→ **Aim**:
Print out every record exactly as it appears.

→ **Entries**:
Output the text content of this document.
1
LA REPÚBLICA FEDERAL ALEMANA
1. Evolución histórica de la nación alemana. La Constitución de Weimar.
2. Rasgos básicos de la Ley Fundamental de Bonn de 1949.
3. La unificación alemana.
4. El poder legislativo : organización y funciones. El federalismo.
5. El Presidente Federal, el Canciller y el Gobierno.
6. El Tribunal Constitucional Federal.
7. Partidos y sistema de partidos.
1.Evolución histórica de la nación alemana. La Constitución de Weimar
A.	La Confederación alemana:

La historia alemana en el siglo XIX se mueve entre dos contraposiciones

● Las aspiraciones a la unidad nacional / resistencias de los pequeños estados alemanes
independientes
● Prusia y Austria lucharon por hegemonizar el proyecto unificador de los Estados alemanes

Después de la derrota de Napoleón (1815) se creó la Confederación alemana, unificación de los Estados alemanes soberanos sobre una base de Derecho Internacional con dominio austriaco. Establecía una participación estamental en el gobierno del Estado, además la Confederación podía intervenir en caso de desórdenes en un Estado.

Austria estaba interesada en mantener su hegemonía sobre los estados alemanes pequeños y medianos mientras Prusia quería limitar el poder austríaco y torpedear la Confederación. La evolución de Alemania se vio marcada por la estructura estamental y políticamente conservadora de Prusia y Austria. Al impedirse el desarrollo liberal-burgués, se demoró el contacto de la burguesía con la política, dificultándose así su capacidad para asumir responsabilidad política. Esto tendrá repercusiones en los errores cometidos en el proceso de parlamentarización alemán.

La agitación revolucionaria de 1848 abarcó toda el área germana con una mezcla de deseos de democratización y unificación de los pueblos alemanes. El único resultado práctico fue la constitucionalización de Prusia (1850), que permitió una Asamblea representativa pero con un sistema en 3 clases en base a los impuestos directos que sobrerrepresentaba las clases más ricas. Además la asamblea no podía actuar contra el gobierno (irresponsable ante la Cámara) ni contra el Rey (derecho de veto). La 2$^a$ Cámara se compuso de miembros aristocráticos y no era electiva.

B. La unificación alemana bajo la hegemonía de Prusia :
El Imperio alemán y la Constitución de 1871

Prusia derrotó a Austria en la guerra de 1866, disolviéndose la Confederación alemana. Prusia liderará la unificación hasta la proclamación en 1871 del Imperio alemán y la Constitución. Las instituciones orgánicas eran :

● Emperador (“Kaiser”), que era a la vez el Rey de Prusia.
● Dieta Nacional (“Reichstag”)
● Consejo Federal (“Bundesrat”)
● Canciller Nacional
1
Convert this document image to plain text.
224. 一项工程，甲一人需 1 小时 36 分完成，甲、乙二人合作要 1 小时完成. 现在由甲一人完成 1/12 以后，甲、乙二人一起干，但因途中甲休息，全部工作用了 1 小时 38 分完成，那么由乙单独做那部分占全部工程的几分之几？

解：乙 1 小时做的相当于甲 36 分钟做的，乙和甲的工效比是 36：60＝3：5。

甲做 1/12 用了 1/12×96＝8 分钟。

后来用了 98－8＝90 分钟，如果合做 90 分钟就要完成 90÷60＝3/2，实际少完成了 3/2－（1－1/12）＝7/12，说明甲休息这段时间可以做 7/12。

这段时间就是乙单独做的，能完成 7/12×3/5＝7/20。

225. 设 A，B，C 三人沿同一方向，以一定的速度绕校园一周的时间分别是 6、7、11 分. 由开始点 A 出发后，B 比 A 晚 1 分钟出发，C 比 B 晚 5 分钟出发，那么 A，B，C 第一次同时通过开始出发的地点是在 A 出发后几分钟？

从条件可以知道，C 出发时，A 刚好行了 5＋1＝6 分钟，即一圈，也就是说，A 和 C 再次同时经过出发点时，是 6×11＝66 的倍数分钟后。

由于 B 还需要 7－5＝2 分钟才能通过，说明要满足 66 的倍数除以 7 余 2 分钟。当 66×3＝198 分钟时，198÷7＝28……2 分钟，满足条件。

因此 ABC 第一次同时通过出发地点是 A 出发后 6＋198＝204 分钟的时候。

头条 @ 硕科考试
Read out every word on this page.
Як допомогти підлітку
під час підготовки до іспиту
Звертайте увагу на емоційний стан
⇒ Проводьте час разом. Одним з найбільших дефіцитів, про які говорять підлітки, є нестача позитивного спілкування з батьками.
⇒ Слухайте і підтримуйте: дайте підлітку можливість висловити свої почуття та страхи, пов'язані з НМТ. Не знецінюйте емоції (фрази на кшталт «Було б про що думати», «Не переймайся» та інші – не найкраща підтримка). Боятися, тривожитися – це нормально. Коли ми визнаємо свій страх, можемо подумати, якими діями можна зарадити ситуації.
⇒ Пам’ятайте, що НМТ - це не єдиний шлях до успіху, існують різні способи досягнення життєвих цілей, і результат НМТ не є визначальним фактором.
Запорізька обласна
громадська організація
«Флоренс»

→ **Complete response**:
Output the text content of this document.
1
LA REPÚBLICA FEDERAL ALEMANA
1. Evolución histórica de la nación alemana. La Constitución de Weimar.
2. Rasgos básicos de la Ley Fundamental de Bonn de 1949.
3. La unificación alemana.
4. El poder legislativo : organización y funciones. El federalismo.
5. El Presidente Federal, el Canciller y el Gobierno.
6. El Tribunal Constitucional Federal.
7. Partidos y sistema de partidos.
1.Evolución histórica de la nación alemana. La Constitución de Weimar
A.	La Confederación alemana:

La historia alemana en el siglo XIX se mueve entre dos contraposiciones

● Las aspiraciones a la unidad nacional / resistencias de los pequeños estados alemanes
independientes
● Prusia y Austria lucharon por hegemonizar el proyecto unificador de los Estados alemanes

Después de la derrota de Napoleón (1815) se creó la Confederación alemana, unificación de los Estados alemanes soberanos sobre una base de Derecho Internacional con dominio austriaco. Establecía una participación estamental en el gobierno del Estado, además la Confederación podía intervenir en caso de desórdenes en un Estado.

Austria estaba interesada en mantener su hegemonía sobre los estados alemanes pequeños y medianos mientras Prusia quería limitar el poder austríaco y torpedear la Confederación. La evolución de Alemania se vio marcada por la estructura estamental y políticamente conservadora de Prusia y Austria. Al impedirse el desarrollo liberal-burgués, se demoró el contacto de la burguesía con la política, dificultándose así su capacidad para asumir responsabilidad política. Esto tendrá repercusiones en los errores cometidos en el proceso de parlamentarización alemán.

La agitación revolucionaria de 1848 abarcó toda el área germana con una mezcla de deseos de democratización y unificación de los pueblos alemanes. El único resultado práctico fue la constitucionalización de Prusia (1850), que permitió una Asamblea representativa pero con un sistema en 3 clases en base a los impuestos directos que sobrerrepresentaba las clases más ricas. Además la asamblea no podía actuar contra el gobierno (irresponsable ante la Cámara) ni contra el Rey (derecho de veto). La 2$^a$ Cámara se compuso de miembros aristocráticos y no era electiva.

B. La unificación alemana bajo la hegemonía de Prusia :
El Imperio alemán y la Constitución de 1871

Prusia derrotó a Austria en la guerra de 1866, disolviéndose la Confederación alemana. Prusia liderará la unificación hasta la proclamación en 1871 del Imperio alemán y la Constitución. Las instituciones orgánicas eran :

● Emperador (“Kaiser”), que era a la vez el Rey de Prusia.
● Dieta Nacional (“Reichstag”)
● Consejo Federal (“Bundesrat”)
● Canciller Nacional
1
Convert this document image to plain text.
224. 一项工程，甲一人需 1 小时 36 分完成，甲、乙二人合作要 1 小时完成. 现在由甲一人完成 1/12 以后，甲、乙二人一起干，但因途中甲休息，全部工作用了 1 小时 38 分完成，那么由乙单独做那部分占全部工程的几分之几？

解：乙 1 小时做的相当于甲 36 分钟做的，乙和甲的工效比是 36：60＝3：5。

甲做 1/12 用了 1/12×96＝8 分钟。

后来用了 98－8＝90 分钟，如果合做 90 分钟就要完成 90÷60＝3/2，实际少完成了 3/2－（1－1/12）＝7/12，说明甲休息这段时间可以做 7/12。

这段时间就是乙单独做的，能完成 7/12×3/5＝7/20。

225. 设 A，B，C 三人沿同一方向，以一定的速度绕校园一周的时间分别是 6、7、11 分. 由开始点 A 出发后，B 比 A 晚 1 分钟出发，C 比 B 晚 5 分钟出发，那么 A，B，C 第一次同时通过开始出发的地点是在 A 出发后几分钟？

从条件可以知道，C 出发时，A 刚好行了 5＋1＝6 分钟，即一圈，也就是说，A 和 C 再次同时经过出发点时，是 6×11＝66 的倍数分钟后。

由于 B 还需要 7－5＝2 分钟才能通过，说明要满足 66 的倍数除以 7 余 2 分钟。当 66×3＝198 分钟时，198÷7＝28……2 分钟，满足条件。

因此 ABC 第一次同时通过出发地点是 A 出发后 6＋198＝204 分钟的时候。

头条 @ 硕科考试
Read out every word on this page.
Як допомогти підлітку
під час підготовки до іспиту
Звертайте увагу на емоційний стан
⇒ Проводьте час разом. Одним з найбільших дефіцитів, про які говорять підлітки, є нестача позитивного спілкування з батьками.
⇒ Слухайте і підтримуйте: дайте підлітку можливість висловити свої почуття та страхи, пов'язані з НМТ. Не знецінюйте емоції (фрази на кшталт «Було б про що думати», «Не переймайся» та інші – не найкраща підтримка). Боятися, тривожитися – це нормально. Коли ми визнаємо свій страх, можемо подумати, якими діями можна зарадити ситуації.
⇒ Пам’ятайте, що НМТ - це не єдиний шлях до успіху, існують різні способи досягнення життєвих цілей, і результат НМТ не є визначальним фактором.
Запорізька обласна
громадська організація
«Флоренс»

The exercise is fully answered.